%%
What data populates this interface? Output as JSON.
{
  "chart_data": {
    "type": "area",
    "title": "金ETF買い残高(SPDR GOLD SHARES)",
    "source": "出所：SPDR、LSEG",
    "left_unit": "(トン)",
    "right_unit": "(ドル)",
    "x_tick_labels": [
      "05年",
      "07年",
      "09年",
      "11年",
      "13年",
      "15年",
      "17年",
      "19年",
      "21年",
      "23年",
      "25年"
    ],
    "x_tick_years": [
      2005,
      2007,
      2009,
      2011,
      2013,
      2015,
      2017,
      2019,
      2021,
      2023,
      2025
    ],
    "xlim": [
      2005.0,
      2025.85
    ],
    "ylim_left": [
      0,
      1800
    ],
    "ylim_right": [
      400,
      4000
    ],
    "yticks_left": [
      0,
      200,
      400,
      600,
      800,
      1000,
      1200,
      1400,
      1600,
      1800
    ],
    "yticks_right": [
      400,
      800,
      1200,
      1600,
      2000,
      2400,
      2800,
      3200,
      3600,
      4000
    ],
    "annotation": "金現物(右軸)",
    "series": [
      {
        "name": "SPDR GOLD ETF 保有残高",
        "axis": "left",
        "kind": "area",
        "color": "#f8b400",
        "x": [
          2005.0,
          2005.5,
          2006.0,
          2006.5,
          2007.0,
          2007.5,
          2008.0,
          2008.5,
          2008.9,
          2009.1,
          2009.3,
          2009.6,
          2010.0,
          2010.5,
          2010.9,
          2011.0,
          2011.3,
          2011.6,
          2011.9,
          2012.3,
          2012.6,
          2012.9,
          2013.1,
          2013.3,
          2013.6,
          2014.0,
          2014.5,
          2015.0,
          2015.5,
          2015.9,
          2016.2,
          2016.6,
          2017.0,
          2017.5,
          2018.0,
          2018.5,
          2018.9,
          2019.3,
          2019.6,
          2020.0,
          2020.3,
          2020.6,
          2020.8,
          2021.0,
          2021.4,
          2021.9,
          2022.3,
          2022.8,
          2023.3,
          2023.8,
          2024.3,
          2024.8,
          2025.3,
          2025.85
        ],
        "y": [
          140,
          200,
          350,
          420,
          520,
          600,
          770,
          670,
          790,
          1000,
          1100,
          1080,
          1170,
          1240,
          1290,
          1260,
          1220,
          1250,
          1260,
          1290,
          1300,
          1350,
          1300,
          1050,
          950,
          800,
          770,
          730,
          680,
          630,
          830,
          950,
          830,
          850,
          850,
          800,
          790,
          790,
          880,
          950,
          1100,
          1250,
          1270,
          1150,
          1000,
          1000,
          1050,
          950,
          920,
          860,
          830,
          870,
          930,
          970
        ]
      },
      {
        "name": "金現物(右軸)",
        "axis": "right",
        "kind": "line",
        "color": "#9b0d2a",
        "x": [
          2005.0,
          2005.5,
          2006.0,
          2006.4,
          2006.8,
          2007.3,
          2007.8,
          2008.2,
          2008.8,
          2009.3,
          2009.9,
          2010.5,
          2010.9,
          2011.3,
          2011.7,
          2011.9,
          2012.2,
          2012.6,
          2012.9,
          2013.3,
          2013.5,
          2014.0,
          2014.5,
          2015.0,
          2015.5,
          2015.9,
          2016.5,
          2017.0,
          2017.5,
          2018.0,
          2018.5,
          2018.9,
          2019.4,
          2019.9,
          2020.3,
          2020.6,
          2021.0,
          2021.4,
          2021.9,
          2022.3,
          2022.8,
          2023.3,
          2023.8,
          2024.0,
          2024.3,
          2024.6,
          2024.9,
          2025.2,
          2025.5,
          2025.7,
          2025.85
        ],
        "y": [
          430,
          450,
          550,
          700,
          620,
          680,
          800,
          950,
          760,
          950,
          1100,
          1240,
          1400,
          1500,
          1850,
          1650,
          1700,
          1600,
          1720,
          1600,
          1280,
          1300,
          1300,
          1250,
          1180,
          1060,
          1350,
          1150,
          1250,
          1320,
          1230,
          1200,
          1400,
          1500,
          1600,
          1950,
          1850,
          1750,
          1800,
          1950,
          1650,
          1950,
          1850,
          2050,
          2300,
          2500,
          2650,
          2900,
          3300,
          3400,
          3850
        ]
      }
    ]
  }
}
%%
__Prompt__: Quote the data in full, keeping each word unchanged.

__Reply__:
What data populates this interface? Output as JSON.
{
  "chart_data": {
    "type": "area",
    "title": "金ETF買い残高(SPDR GOLD SHARES)",
    "source": "出所：SPDR、LSEG",
    "left_unit": "(トン)",
    "right_unit": "(ドル)",
    "x_tick_labels": [
      "05年",
      "07年",
      "09年",
      "11年",
      "13年",
      "15年",
      "17年",
      "19年",
      "21年",
      "23年",
      "25年"
    ],
    "x_tick_years": [
      2005,
      2007,
      2009,
      2011,
      2013,
      2015,
      2017,
      2019,
      2021,
      2023,
      2025
    ],
    "xlim": [
      2005.0,
      2025.85
    ],
    "ylim_left": [
      0,
      1800
    ],
    "ylim_right": [
      400,
      4000
    ],
    "yticks_left": [
      0,
      200,
      400,
      600,
      800,
      1000,
      1200,
      1400,
      1600,
      1800
    ],
    "yticks_right": [
      400,
      800,
      1200,
      1600,
      2000,
      2400,
      2800,
      3200,
      3600,
      4000
    ],
    "annotation": "金現物(右軸)",
    "series": [
      {
        "name": "SPDR GOLD ETF 保有残高",
        "axis": "left",
        "kind": "area",
        "color": "#f8b400",
        "x": [
          2005.0,
          2005.5,
          2006.0,
          2006.5,
          2007.0,
          2007.5,
          2008.0,
          2008.5,
          2008.9,
          2009.1,
          2009.3,
          2009.6,
          2010.0,
          2010.5,
          2010.9,
          2011.0,
          2011.3,
          2011.6,
          2011.9,
          2012.3,
          2012.6,
          2012.9,
          2013.1,
          2013.3,
          2013.6,
          2014.0,
          2014.5,
          2015.0,
          2015.5,
          2015.9,
          2016.2,
          2016.6,
          2017.0,
          2017.5,
          2018.0,
          2018.5,
          2018.9,
          2019.3,
          2019.6,
          2020.0,
          2020.3,
          2020.6,
          2020.8,
          2021.0,
          2021.4,
          2021.9,
          2022.3,
          2022.8,
          2023.3,
          2023.8,
          2024.3,
          2024.8,
          2025.3,
          2025.85
        ],
        "y": [
          140,
          200,
          350,
          420,
          520,
          600,
          770,
          670,
          790,
          1000,
          1100,
          1080,
          1170,
          1240,
          1290,
          1260,
          1220,
          1250,
          1260,
          1290,
          1300,
          1350,
          1300,
          1050,
          950,
          800,
          770,
          730,
          680,
          630,
          830,
          950,
          830,
          850,
          850,
          800,
          790,
          790,
          880,
          950,
          1100,
          1250,
          1270,
          1150,
          1000,
          1000,
          1050,
          950,
          920,
          860,
          830,
          870,
          930,
          970
        ]
      },
      {
        "name": "金現物(右軸)",
        "axis": "right",
        "kind": "line",
        "color": "#9b0d2a",
        "x": [
          2005.0,
          2005.5,
          2006.0,
          2006.4,
          2006.8,
          2007.3,
          2007.8,
          2008.2,
          2008.8,
          2009.3,
          2009.9,
          2010.5,
          2010.9,
          2011.3,
          2011.7,
          2011.9,
          2012.2,
          2012.6,
          2012.9,
          2013.3,
          2013.5,
          2014.0,
          2014.5,
          2015.0,
          2015.5,
          2015.9,
          2016.5,
          2017.0,
          2017.5,
          2018.0,
          2018.5,
          2018.9,
          2019.4,
          2019.9,
          2020.3,
          2020.6,
          2021.0,
          2021.4,
          2021.9,
          2022.3,
          2022.8,
          2023.3,
          2023.8,
          2024.0,
          2024.3,
          2024.6,
          2024.9,
          2025.2,
          2025.5,
          2025.7,
          2025.85
        ],
        "y": [
          430,
          450,
          550,
          700,
          620,
          680,
          800,
          950,
          760,
          950,
          1100,
          1240,
          1400,
          1500,
          1850,
          1650,
          1700,
          1600,
          1720,
          1600,
          1280,
          1300,
          1300,
          1250,
          1180,
          1060,
          1350,
          1150,
          1250,
          1320,
          1230,
          1200,
          1400,
          1500,
          1600,
          1950,
          1850,
          1750,
          1800,
          1950,
          1650,
          1950,
          1850,
          2050,
          2300,
          2500,
          2650,
          2900,
          3300,
          3400,
          3850
        ]
      }
    ]
  }
}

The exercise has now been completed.